* YOUR INSTRUCTIONS *
In the data below, find every line with the string "从地球的立场出发" and pull it out.

* A run of records *

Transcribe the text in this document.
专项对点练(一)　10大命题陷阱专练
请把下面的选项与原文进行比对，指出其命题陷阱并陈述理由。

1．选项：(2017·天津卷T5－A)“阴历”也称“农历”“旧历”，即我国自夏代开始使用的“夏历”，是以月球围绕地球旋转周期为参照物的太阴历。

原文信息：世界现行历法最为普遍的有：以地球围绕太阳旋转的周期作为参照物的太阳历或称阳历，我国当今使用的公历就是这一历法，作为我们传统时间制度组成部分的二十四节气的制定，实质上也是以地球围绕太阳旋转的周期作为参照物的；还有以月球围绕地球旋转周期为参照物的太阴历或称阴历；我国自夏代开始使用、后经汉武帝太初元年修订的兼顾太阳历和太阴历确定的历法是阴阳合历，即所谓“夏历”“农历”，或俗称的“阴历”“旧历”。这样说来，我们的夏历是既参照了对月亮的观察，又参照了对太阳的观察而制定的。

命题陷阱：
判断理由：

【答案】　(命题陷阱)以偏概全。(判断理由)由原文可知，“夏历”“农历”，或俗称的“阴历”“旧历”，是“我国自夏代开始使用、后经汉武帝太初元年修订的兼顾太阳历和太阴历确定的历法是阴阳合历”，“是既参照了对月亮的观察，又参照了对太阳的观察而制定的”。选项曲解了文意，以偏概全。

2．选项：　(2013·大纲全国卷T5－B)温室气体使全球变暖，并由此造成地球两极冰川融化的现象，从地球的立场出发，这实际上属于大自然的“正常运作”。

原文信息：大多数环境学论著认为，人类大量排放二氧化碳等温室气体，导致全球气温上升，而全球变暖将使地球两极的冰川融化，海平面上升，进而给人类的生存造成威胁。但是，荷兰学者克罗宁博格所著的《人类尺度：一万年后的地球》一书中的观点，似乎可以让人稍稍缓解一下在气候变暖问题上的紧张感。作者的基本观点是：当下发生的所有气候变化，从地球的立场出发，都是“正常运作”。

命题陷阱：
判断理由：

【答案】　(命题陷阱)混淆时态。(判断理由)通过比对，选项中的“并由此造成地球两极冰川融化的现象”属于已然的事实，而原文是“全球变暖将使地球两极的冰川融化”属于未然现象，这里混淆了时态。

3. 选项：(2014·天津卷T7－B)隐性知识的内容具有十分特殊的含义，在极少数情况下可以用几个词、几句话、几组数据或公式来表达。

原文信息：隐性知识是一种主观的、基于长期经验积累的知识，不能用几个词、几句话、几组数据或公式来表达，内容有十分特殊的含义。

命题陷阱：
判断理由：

* ANSWER TO THE PROBLEM *
2．选项：　(2013·大纲全国卷T5－B)温室气体使全球变暖，并由此造成地球两极冰川融化的现象，从地球的立场出发，这实际上属于大自然的“正常运作”。
原文信息：大多数环境学论著认为，人类大量排放二氧化碳等温室气体，导致全球气温上升，而全球变暖将使地球两极的冰川融化，海平面上升，进而给人类的生存造成威胁。但是，荷兰学者克罗宁博格所著的《人类尺度：一万年后的地球》一书中的观点，似乎可以让人稍稍缓解一下在气候变暖问题上的紧张感。作者的基本观点是：当下发生的所有气候变化，从地球的立场出发，都是“正常运作”。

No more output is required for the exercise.